What about Antifa? What about free speech? What about the guy who shot Steve Scalise? What about the mosque in Minnesota that got bombed? What about North Korea? What about murders in Chicago? What about Ivanka at the G-20? What about Vince Foster? If white pride is bad, then what about gay pride? What about the stock market? What about those 33,000 deleted emails? What about Hitler? What about the Crusades? What about the asteroid that may one day kill us all? What about Benghazi?
What about what about what about.
We've gotten very good at what-abouting.
The president has led the way.
His campaign may or may not have conspired with Moscow, but President DonaldTrump has routinely employed a durable old Soviet propaganda tactic. Tuesday's bonkers news conference in New York was Trump's latest act of "whataboutism," the practice of short-circuiting an argument by asserting moral equivalency between two things that aren't necessarily comparable. In this case, the president wondered whether the removal of a statue of Confederate leader Robert E. Lee in Charlottesville where white supremacists clashed this weekend with counterprotesters would lead to the teardown of others.
Robert E. Lee? What about George Washington?
"George Washington was a slave owner," Trump said to journalists in the lobby of his corporate headquarters. "Are we going to take down statues to George Washington? How about Thomas Jefferson?"
Using the literal "what about" construction, Trump then went on to blame "both sides" for the violence in Charlottesville.
"What about the 'alt-left' that came charging at the, as you say, the 'alt-right'?" the president said. "Do they have any semblance of guilt?"
For a nanosecond, especially to an uncritical listener, this stab at logic might seem interesting, even thought-provoking, and that's why it's a useful political tool. Whataboutism appears to broaden context, to offer a counterpoint, when really it's diverting blame, muddying the waters and confusing the hell out of rational listeners.
"Not only does it help to deflect your original argument but it also throws you off balance," says Alexey Kovalev, an independent Russian journalist, on the phone from Moscow. "You're expecting to be in a civilized argument that doesn't use cheap tricks like that. You are playing chess and your opponent while making a lousy move he just punches you on the nose."
Ashley Parker and David Nakamura
Vladimir Putin has made a national sport of what-abouting. In 2014, when a journalist challenged him on his annexation of Crimea, Putin brought up the U.S. annexation of Texas. The American invasion of Iraq is constantly what-abouted on state television, to excuse all kinds of Russian behavior.
In Edward Snowden, "Russia has found the ultimate whataboutism mascot," the Atlantic's Olga Khazan wrote in 2013. "By granting him asylum, Russia casts itself, even if momentarily, as a defender of human rights, and the U.S. as the oppressor."

Supplied information

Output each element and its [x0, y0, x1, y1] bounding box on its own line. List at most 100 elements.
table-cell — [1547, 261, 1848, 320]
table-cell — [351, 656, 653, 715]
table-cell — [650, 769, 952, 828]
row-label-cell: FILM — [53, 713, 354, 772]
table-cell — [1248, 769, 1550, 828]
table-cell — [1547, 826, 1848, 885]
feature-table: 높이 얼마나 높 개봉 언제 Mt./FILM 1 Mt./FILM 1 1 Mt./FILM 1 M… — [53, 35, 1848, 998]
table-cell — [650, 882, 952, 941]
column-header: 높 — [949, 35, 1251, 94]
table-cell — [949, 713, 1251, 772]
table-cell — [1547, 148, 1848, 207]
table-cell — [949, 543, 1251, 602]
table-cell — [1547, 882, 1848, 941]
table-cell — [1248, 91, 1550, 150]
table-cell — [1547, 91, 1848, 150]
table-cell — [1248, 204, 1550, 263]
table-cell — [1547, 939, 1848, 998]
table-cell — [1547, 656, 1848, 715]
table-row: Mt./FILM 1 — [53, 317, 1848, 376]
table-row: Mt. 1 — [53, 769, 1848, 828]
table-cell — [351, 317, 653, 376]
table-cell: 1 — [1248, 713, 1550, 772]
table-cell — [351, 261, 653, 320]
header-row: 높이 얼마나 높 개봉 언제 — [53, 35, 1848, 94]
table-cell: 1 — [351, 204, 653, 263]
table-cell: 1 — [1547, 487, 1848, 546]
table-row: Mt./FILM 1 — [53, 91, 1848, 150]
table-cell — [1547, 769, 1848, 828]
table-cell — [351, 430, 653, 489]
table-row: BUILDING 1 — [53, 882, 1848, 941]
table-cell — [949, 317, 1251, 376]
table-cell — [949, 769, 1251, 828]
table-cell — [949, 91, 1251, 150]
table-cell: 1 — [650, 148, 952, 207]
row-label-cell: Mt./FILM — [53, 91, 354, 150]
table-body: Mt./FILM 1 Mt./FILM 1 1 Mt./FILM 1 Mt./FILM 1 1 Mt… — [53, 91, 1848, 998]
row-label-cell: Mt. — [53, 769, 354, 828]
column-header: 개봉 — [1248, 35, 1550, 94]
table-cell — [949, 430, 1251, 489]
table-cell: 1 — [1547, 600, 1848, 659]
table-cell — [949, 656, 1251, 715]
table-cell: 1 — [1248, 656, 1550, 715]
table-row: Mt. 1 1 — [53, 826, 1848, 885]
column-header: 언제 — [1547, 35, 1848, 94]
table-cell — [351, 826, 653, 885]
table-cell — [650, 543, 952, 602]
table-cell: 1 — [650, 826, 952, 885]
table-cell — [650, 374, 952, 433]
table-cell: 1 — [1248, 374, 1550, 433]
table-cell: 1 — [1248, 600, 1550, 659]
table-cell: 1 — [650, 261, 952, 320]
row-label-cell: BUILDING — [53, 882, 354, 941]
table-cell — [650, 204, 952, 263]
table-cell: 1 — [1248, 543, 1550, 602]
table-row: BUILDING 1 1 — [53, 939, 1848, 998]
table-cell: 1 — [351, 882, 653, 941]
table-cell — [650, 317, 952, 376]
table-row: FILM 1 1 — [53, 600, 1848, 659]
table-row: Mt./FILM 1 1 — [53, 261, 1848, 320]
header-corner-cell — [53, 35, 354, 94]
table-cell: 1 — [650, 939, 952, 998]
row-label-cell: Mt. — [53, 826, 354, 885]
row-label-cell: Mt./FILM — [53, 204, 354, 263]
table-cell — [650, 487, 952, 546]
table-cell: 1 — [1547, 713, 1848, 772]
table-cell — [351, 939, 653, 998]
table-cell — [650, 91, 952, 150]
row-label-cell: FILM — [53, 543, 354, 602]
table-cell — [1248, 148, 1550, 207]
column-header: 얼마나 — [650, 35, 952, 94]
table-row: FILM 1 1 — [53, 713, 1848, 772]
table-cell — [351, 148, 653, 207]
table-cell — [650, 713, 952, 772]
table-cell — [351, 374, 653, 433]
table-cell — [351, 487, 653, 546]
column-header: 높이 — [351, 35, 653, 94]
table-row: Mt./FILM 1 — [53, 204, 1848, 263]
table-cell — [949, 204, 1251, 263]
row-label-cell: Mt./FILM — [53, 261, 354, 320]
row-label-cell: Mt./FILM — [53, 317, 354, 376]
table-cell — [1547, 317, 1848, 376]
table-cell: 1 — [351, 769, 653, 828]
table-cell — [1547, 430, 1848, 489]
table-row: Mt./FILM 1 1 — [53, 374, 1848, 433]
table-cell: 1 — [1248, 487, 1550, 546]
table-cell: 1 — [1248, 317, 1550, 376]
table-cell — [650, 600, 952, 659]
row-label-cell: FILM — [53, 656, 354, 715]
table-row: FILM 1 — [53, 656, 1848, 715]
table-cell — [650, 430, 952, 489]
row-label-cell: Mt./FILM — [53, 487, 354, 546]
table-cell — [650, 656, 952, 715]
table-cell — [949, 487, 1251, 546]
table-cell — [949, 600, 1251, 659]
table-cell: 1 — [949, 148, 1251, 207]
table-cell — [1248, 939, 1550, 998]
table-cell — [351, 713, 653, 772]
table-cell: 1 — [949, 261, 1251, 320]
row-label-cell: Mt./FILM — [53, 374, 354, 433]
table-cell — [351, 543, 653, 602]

Required work
Write the next part of the article on whataboutism, starting after its final sentence, the Olga Khazan quotation about Edward Snowden.

Answer to the problem
The term was first coined as "whataboutery" and "the whatabouts," in stories about the Irish Republican Army in the 1970s, according to linguist Ben Zimmer. But the practice goes back to the chilly depths of the Cold War.
"An old joke 50 years ago was that if you went to a Stalinist and criticized the Soviet slave-labor camps, the Stalinist would say, 'Well what about the lynchings in the American South?'" philosopher Noam Chomsky once said.
In 1970, as the Soviet Union made headlines for imprisoning dissidents, Ukrainian artist Viktor Koretsky created a propaganda lithograph titled "American Politics at home and abroad." It depicted U.S. police beating a black man and a U.S. soldier standing over a dead body, presumably in Vietnam.
In May 1985 the State Department funded a conference at the Madison Hotel on the fallacy of "moral equivalence," a philosophical cousin of whataboutism. The goal was to tamp down comparisons of the 1983 U.S. invasion of Grenada with the 1979 Soviet invasion of Afghanistan, among other instances. The actions may be comparable, the State Department implied, but the intentions were not.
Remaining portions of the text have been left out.